[Stored data entries]
++++++++++++++++++++

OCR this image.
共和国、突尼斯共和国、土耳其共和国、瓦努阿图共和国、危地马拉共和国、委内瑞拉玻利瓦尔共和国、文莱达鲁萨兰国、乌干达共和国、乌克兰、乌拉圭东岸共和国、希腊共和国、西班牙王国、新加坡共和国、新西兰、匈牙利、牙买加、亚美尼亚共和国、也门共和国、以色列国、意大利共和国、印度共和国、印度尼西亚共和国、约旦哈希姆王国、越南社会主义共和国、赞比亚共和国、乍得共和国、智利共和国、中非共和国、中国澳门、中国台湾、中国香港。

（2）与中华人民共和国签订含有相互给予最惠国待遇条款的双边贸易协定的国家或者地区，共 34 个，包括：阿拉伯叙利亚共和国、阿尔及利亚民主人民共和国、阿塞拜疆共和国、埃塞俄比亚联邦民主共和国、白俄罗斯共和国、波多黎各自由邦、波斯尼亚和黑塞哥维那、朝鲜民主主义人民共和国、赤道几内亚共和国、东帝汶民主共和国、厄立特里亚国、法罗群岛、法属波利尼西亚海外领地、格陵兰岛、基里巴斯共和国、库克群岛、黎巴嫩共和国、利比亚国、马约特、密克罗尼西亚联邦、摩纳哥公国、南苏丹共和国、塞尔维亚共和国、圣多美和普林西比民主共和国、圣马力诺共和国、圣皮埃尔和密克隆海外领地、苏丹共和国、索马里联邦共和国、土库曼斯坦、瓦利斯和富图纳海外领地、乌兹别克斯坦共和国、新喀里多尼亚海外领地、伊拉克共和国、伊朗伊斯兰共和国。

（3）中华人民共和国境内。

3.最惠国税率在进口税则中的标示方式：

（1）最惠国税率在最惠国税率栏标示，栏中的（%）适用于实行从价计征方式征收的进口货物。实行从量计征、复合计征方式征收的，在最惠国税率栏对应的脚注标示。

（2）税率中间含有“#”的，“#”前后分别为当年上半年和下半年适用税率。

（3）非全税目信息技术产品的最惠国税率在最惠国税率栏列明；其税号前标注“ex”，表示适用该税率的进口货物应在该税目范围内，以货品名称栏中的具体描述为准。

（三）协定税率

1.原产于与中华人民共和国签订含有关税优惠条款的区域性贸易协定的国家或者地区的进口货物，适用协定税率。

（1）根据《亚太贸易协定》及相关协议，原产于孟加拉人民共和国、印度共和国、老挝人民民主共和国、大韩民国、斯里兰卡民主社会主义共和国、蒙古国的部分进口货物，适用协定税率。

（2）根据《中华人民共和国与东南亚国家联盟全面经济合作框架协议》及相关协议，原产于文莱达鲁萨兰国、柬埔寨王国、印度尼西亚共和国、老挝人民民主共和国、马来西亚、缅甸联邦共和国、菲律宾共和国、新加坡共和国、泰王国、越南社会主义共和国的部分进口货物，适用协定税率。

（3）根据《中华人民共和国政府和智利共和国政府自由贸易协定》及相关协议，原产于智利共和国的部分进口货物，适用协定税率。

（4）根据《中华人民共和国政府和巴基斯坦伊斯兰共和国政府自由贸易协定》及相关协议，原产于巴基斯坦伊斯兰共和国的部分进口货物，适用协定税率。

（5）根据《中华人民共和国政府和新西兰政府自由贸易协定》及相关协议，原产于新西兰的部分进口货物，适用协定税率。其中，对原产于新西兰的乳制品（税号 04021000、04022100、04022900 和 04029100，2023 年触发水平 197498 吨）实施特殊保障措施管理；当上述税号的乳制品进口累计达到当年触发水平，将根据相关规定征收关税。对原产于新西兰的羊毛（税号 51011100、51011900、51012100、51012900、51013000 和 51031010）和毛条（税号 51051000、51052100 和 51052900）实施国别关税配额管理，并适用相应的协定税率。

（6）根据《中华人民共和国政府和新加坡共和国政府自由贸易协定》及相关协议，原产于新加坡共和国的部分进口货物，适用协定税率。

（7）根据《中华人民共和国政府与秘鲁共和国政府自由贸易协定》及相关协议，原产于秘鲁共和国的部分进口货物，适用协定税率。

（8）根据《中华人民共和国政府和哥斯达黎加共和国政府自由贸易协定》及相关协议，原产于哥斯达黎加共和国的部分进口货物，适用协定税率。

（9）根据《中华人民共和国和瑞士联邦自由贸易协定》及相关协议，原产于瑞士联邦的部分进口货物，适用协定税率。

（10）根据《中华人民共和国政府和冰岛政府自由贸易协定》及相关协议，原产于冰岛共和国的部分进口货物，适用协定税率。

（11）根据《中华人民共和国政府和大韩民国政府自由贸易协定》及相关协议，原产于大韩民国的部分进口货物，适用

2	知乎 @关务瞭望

++++++++++++++++++++

What to do: Exactly reproduce every line of the records.

Complete answer:
OCR this image.
共和国、突尼斯共和国、土耳其共和国、瓦努阿图共和国、危地马拉共和国、委内瑞拉玻利瓦尔共和国、文莱达鲁萨兰国、乌干达共和国、乌克兰、乌拉圭东岸共和国、希腊共和国、西班牙王国、新加坡共和国、新西兰、匈牙利、牙买加、亚美尼亚共和国、也门共和国、以色列国、意大利共和国、印度共和国、印度尼西亚共和国、约旦哈希姆王国、越南社会主义共和国、赞比亚共和国、乍得共和国、智利共和国、中非共和国、中国澳门、中国台湾、中国香港。

（2）与中华人民共和国签订含有相互给予最惠国待遇条款的双边贸易协定的国家或者地区，共 34 个，包括：阿拉伯叙利亚共和国、阿尔及利亚民主人民共和国、阿塞拜疆共和国、埃塞俄比亚联邦民主共和国、白俄罗斯共和国、波多黎各自由邦、波斯尼亚和黑塞哥维那、朝鲜民主主义人民共和国、赤道几内亚共和国、东帝汶民主共和国、厄立特里亚国、法罗群岛、法属波利尼西亚海外领地、格陵兰岛、基里巴斯共和国、库克群岛、黎巴嫩共和国、利比亚国、马约特、密克罗尼西亚联邦、摩纳哥公国、南苏丹共和国、塞尔维亚共和国、圣多美和普林西比民主共和国、圣马力诺共和国、圣皮埃尔和密克隆海外领地、苏丹共和国、索马里联邦共和国、土库曼斯坦、瓦利斯和富图纳海外领地、乌兹别克斯坦共和国、新喀里多尼亚海外领地、伊拉克共和国、伊朗伊斯兰共和国。

（3）中华人民共和国境内。

3.最惠国税率在进口税则中的标示方式：

（1）最惠国税率在最惠国税率栏标示，栏中的（%）适用于实行从价计征方式征收的进口货物。实行从量计征、复合计征方式征收的，在最惠国税率栏对应的脚注标示。

（2）税率中间含有“#”的，“#”前后分别为当年上半年和下半年适用税率。

（3）非全税目信息技术产品的最惠国税率在最惠国税率栏列明；其税号前标注“ex”，表示适用该税率的进口货物应在该税目范围内，以货品名称栏中的具体描述为准。

（三）协定税率

1.原产于与中华人民共和国签订含有关税优惠条款的区域性贸易协定的国家或者地区的进口货物，适用协定税率。

（1）根据《亚太贸易协定》及相关协议，原产于孟加拉人民共和国、印度共和国、老挝人民民主共和国、大韩民国、斯里兰卡民主社会主义共和国、蒙古国的部分进口货物，适用协定税率。

（2）根据《中华人民共和国与东南亚国家联盟全面经济合作框架协议》及相关协议，原产于文莱达鲁萨兰国、柬埔寨王国、印度尼西亚共和国、老挝人民民主共和国、马来西亚、缅甸联邦共和国、菲律宾共和国、新加坡共和国、泰王国、越南社会主义共和国的部分进口货物，适用协定税率。

（3）根据《中华人民共和国政府和智利共和国政府自由贸易协定》及相关协议，原产于智利共和国的部分进口货物，适用协定税率。

（4）根据《中华人民共和国政府和巴基斯坦伊斯兰共和国政府自由贸易协定》及相关协议，原产于巴基斯坦伊斯兰共和国的部分进口货物，适用协定税率。

（5）根据《中华人民共和国政府和新西兰政府自由贸易协定》及相关协议，原产于新西兰的部分进口货物，适用协定税率。其中，对原产于新西兰的乳制品（税号 04021000、04022100、04022900 和 04029100，2023 年触发水平 197498 吨）实施特殊保障措施管理；当上述税号的乳制品进口累计达到当年触发水平，将根据相关规定征收关税。对原产于新西兰的羊毛（税号 51011100、51011900、51012100、51012900、51013000 和 51031010）和毛条（税号 51051000、51052100 和 51052900）实施国别关税配额管理，并适用相应的协定税率。

（6）根据《中华人民共和国政府和新加坡共和国政府自由贸易协定》及相关协议，原产于新加坡共和国的部分进口货物，适用协定税率。

（7）根据《中华人民共和国政府与秘鲁共和国政府自由贸易协定》及相关协议，原产于秘鲁共和国的部分进口货物，适用协定税率。

（8）根据《中华人民共和国政府和哥斯达黎加共和国政府自由贸易协定》及相关协议，原产于哥斯达黎加共和国的部分进口货物，适用协定税率。

（9）根据《中华人民共和国和瑞士联邦自由贸易协定》及相关协议，原产于瑞士联邦的部分进口货物，适用协定税率。

（10）根据《中华人民共和国政府和冰岛政府自由贸易协定》及相关协议，原产于冰岛共和国的部分进口货物，适用协定税率。

（11）根据《中华人民共和国政府和大韩民国政府自由贸易协定》及相关协议，原产于大韩民国的部分进口货物，适用

2	知乎 @关务瞭望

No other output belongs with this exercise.